Problem requirements: Restate the listing that follows word for word, without its pictures.

Data shown:
━━━━━━━━

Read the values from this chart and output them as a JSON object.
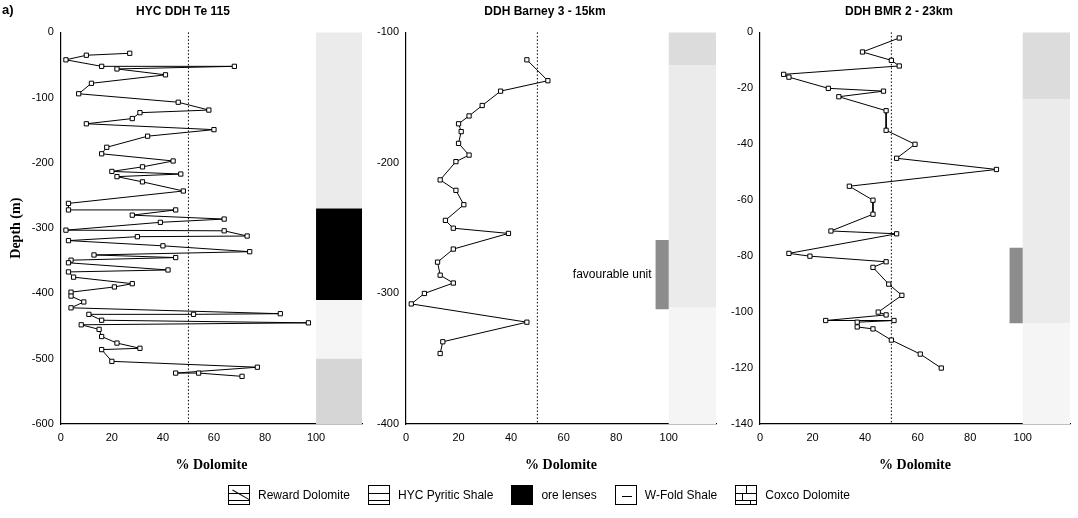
{
  "chart_data": [
    {
      "type": "line",
      "title": "HYC DDH Te 115",
      "xlabel": "% Dolomite",
      "ylabel": "Depth (m)",
      "annotations": [
        "a)"
      ],
      "marker": "square",
      "grid": false,
      "xlim": [
        0,
        118
      ],
      "xticks": [
        0,
        20,
        40,
        60,
        80,
        100
      ],
      "ylim": [
        -600,
        0
      ],
      "yticks": [
        -600,
        -500,
        -400,
        -300,
        -200,
        -100,
        0
      ],
      "ref_lines": [
        {
          "axis": "x",
          "value": 50,
          "label": null,
          "line_style": "dotted"
        }
      ],
      "bands": [
        {
          "axis": "y",
          "from": 0,
          "to": -270,
          "color": "#ebebeb"
        },
        {
          "axis": "y",
          "from": -270,
          "to": -410,
          "color": "#000000"
        },
        {
          "axis": "y",
          "from": -410,
          "to": -500,
          "color": "#f5f5f5"
        },
        {
          "axis": "y",
          "from": -500,
          "to": -600,
          "color": "#d6d6d6"
        }
      ],
      "series": [
        {
          "color": "#000000",
          "x": [
            27,
            10,
            2,
            16,
            68,
            22,
            41,
            12,
            7,
            46,
            58,
            31,
            28,
            10,
            60,
            34,
            18,
            16,
            44,
            32,
            20,
            47,
            22,
            32,
            48,
            3,
            3,
            45,
            28,
            64,
            39,
            2,
            64,
            73,
            30,
            3,
            40,
            74,
            13,
            45,
            4,
            3,
            42,
            3,
            5,
            28,
            21,
            4,
            4,
            9,
            4,
            86,
            52,
            11,
            16,
            97,
            8,
            15,
            16,
            22,
            31,
            16,
            20,
            77,
            45,
            54,
            71
          ],
          "values": [
            -32,
            -35,
            -42,
            -52,
            -52,
            -56,
            -65,
            -78,
            -94,
            -107,
            -119,
            -123,
            -132,
            -140,
            -149,
            -159,
            -176,
            -186,
            -197,
            -206,
            -213,
            -217,
            -221,
            -229,
            -243,
            -262,
            -272,
            -272,
            -280,
            -286,
            -291,
            -303,
            -304,
            -312,
            -313,
            -319,
            -327,
            -336,
            -341,
            -345,
            -349,
            -353,
            -364,
            -367,
            -375,
            -385,
            -390,
            -398,
            -404,
            -413,
            -422,
            -431,
            -432,
            -432,
            -441,
            -445,
            -448,
            -455,
            -466,
            -476,
            -484,
            -486,
            -504,
            -513,
            -522,
            -522,
            -527
          ]
        }
      ]
    },
    {
      "type": "line",
      "title": "DDH Barney 3 - 15km",
      "xlabel": "% Dolomite",
      "marker": "square",
      "grid": false,
      "xlim": [
        0,
        118
      ],
      "xticks": [
        0,
        20,
        40,
        60,
        80,
        100
      ],
      "ylim": [
        -400,
        -100
      ],
      "yticks": [
        -400,
        -300,
        -200,
        -100
      ],
      "ref_lines": [
        {
          "axis": "x",
          "value": 50,
          "label": null,
          "line_style": "dotted"
        }
      ],
      "bands": [
        {
          "axis": "y",
          "from": -100,
          "to": -125,
          "color": "#dcdcdc"
        },
        {
          "axis": "y",
          "from": -125,
          "to": -311,
          "color": "#ebebeb"
        },
        {
          "axis": "y",
          "from": -311,
          "to": -400,
          "color": "#f5f5f5"
        },
        {
          "axis": "y",
          "from": -259,
          "to": -312,
          "color": "#8c8c8c",
          "label": "favourable unit"
        }
      ],
      "series": [
        {
          "color": "#000000",
          "x": [
            46,
            54,
            36,
            29,
            24,
            20,
            21,
            20,
            24,
            19,
            13,
            19,
            22,
            15,
            18,
            39,
            18,
            12,
            13,
            18,
            7,
            2,
            46,
            14,
            13
          ],
          "values": [
            -121,
            -137,
            -145,
            -156,
            -164,
            -170,
            -176,
            -185,
            -194,
            -199,
            -213,
            -221,
            -232,
            -244,
            -250,
            -254,
            -266,
            -276,
            -286,
            -292,
            -300,
            -308,
            -322,
            -337,
            -346
          ]
        }
      ]
    },
    {
      "type": "line",
      "title": "DDH BMR 2 - 23km",
      "xlabel": "% Dolomite",
      "marker": "square",
      "grid": false,
      "xlim": [
        0,
        118
      ],
      "xticks": [
        0,
        20,
        40,
        60,
        80,
        100
      ],
      "ylim": [
        -140,
        0
      ],
      "yticks": [
        -140,
        -120,
        -100,
        -80,
        -60,
        -40,
        -20,
        0
      ],
      "ref_lines": [
        {
          "axis": "x",
          "value": 50,
          "label": null,
          "line_style": "dotted"
        }
      ],
      "bands": [
        {
          "axis": "y",
          "from": 0,
          "to": -24,
          "color": "#dcdcdc"
        },
        {
          "axis": "y",
          "from": -24,
          "to": -104,
          "color": "#ebebeb"
        },
        {
          "axis": "y",
          "from": -104,
          "to": -140,
          "color": "#f5f5f5"
        },
        {
          "axis": "y",
          "from": -77,
          "to": -104,
          "color": "#8c8c8c",
          "label": null
        }
      ],
      "series": [
        {
          "color": "#000000",
          "x": [
            53,
            39,
            50,
            53,
            9,
            11,
            26,
            47,
            30,
            48,
            48,
            59,
            52,
            90,
            34,
            43,
            43,
            27,
            52,
            11,
            19,
            48,
            43,
            49,
            54,
            45,
            48,
            25,
            51,
            37,
            37,
            43,
            50,
            61,
            69
          ],
          "values": [
            -2,
            -7,
            -10,
            -12,
            -15,
            -16,
            -20,
            -21,
            -23,
            -28,
            -35,
            -40,
            -45,
            -49,
            -55,
            -60,
            -65,
            -71,
            -72,
            -79,
            -80,
            -82,
            -84,
            -90,
            -94,
            -100,
            -101,
            -103,
            -103,
            -103.6,
            -105.3,
            -106,
            -110,
            -115,
            -120
          ]
        }
      ]
    },
    {
      "type": "other",
      "annotations": [
        "Reward Dolomite",
        "HYC Pyritic Shale",
        "ore lenses",
        "W-Fold Shale",
        "Coxco Dolomite"
      ]
    }
  ]
}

━━━━━━━━

Reply to the task:
Read the values from this chart and output them as a JSON object.
{
  "chart_data": [
    {
      "type": "line",
      "title": "HYC DDH Te 115",
      "xlabel": "% Dolomite",
      "ylabel": "Depth (m)",
      "annotations": [
        "a)"
      ],
      "marker": "square",
      "grid": false,
      "xlim": [
        0,
        118
      ],
      "xticks": [
        0,
        20,
        40,
        60,
        80,
        100
      ],
      "ylim": [
        -600,
        0
      ],
      "yticks": [
        -600,
        -500,
        -400,
        -300,
        -200,
        -100,
        0
      ],
      "ref_lines": [
        {
          "axis": "x",
          "value": 50,
          "label": null,
          "line_style": "dotted"
        }
      ],
      "bands": [
        {
          "axis": "y",
          "from": 0,
          "to": -270,
          "color": "#ebebeb"
        },
        {
          "axis": "y",
          "from": -270,
          "to": -410,
          "color": "#000000"
        },
        {
          "axis": "y",
          "from": -410,
          "to": -500,
          "color": "#f5f5f5"
        },
        {
          "axis": "y",
          "from": -500,
          "to": -600,
          "color": "#d6d6d6"
        }
      ],
      "series": [
        {
          "color": "#000000",
          "x": [
            27,
            10,
            2,
            16,
            68,
            22,
            41,
            12,
            7,
            46,
            58,
            31,
            28,
            10,
            60,
            34,
            18,
            16,
            44,
            32,
            20,
            47,
            22,
            32,
            48,
            3,
            3,
            45,
            28,
            64,
            39,
            2,
            64,
            73,
            30,
            3,
            40,
            74,
            13,
            45,
            4,
            3,
            42,
            3,
            5,
            28,
            21,
            4,
            4,
            9,
            4,
            86,
            52,
            11,
            16,
            97,
            8,
            15,
            16,
            22,
            31,
            16,
            20,
            77,
            45,
            54,
            71
          ],
          "values": [
            -32,
            -35,
            -42,
            -52,
            -52,
            -56,
            -65,
            -78,
            -94,
            -107,
            -119,
            -123,
            -132,
            -140,
            -149,
            -159,
            -176,
            -186,
            -197,
            -206,
            -213,
            -217,
            -221,
            -229,
            -243,
            -262,
            -272,
            -272,
            -280,
            -286,
            -291,
            -303,
            -304,
            -312,
            -313,
            -319,
            -327,
            -336,
            -341,
            -345,
            -349,
            -353,
            -364,
            -367,
            -375,
            -385,
            -390,
            -398,
            -404,
            -413,
            -422,
            -431,
            -432,
            -432,
            -441,
            -445,
            -448,
            -455,
            -466,
            -476,
            -484,
            -486,
            -504,
            -513,
            -522,
            -522,
            -527
          ]
        }
      ]
    },
    {
      "type": "line",
      "title": "DDH Barney 3 - 15km",
      "xlabel": "% Dolomite",
      "marker": "square",
      "grid": false,
      "xlim": [
        0,
        118
      ],
      "xticks": [
        0,
        20,
        40,
        60,
        80,
        100
      ],
      "ylim": [
        -400,
        -100
      ],
      "yticks": [
        -400,
        -300,
        -200,
        -100
      ],
      "ref_lines": [
        {
          "axis": "x",
          "value": 50,
          "label": null,
          "line_style": "dotted"
        }
      ],
      "bands": [
        {
          "axis": "y",
          "from": -100,
          "to": -125,
          "color": "#dcdcdc"
        },
        {
          "axis": "y",
          "from": -125,
          "to": -311,
          "color": "#ebebeb"
        },
        {
          "axis": "y",
          "from": -311,
          "to": -400,
          "color": "#f5f5f5"
        },
        {
          "axis": "y",
          "from": -259,
          "to": -312,
          "color": "#8c8c8c",
          "label": "favourable unit"
        }
      ],
      "series": [
        {
          "color": "#000000",
          "x": [
            46,
            54,
            36,
            29,
            24,
            20,
            21,
            20,
            24,
            19,
            13,
            19,
            22,
            15,
            18,
            39,
            18,
            12,
            13,
            18,
            7,
            2,
            46,
            14,
            13
          ],
          "values": [
            -121,
            -137,
            -145,
            -156,
            -164,
            -170,
            -176,
            -185,
            -194,
            -199,
            -213,
            -221,
            -232,
            -244,
            -250,
            -254,
            -266,
            -276,
            -286,
            -292,
            -300,
            -308,
            -322,
            -337,
            -346
          ]
        }
      ]
    },
    {
      "type": "line",
      "title": "DDH BMR 2 - 23km",
      "xlabel": "% Dolomite",
      "marker": "square",
      "grid": false,
      "xlim": [
        0,
        118
      ],
      "xticks": [
        0,
        20,
        40,
        60,
        80,
        100
      ],
      "ylim": [
        -140,
        0
      ],
      "yticks": [
        -140,
        -120,
        -100,
        -80,
        -60,
        -40,
        -20,
        0
      ],
      "ref_lines": [
        {
          "axis": "x",
          "value": 50,
          "label": null,
          "line_style": "dotted"
        }
      ],
      "bands": [
        {
          "axis": "y",
          "from": 0,
          "to": -24,
          "color": "#dcdcdc"
        },
        {
          "axis": "y",
          "from": -24,
          "to": -104,
          "color": "#ebebeb"
        },
        {
          "axis": "y",
          "from": -104,
          "to": -140,
          "color": "#f5f5f5"
        },
        {
          "axis": "y",
          "from": -77,
          "to": -104,
          "color": "#8c8c8c",
          "label": null
        }
      ],
      "series": [
        {
          "color": "#000000",
          "x": [
            53,
            39,
            50,
            53,
            9,
            11,
            26,
            47,
            30,
            48,
            48,
            59,
            52,
            90,
            34,
            43,
            43,
            27,
            52,
            11,
            19,
            48,
            43,
            49,
            54,
            45,
            48,
            25,
            51,
            37,
            37,
            43,
            50,
            61,
            69
          ],
          "values": [
            -2,
            -7,
            -10,
            -12,
            -15,
            -16,
            -20,
            -21,
            -23,
            -28,
            -35,
            -40,
            -45,
            -49,
            -55,
            -60,
            -65,
            -71,
            -72,
            -79,
            -80,
            -82,
            -84,
            -90,
            -94,
            -100,
            -101,
            -103,
            -103,
            -103.6,
            -105.3,
            -106,
            -110,
            -115,
            -120
          ]
        }
      ]
    },
    {
      "type": "other",
      "annotations": [
        "Reward Dolomite",
        "HYC Pyritic Shale",
        "ore lenses",
        "W-Fold Shale",
        "Coxco Dolomite"
      ]
    }
  ]
}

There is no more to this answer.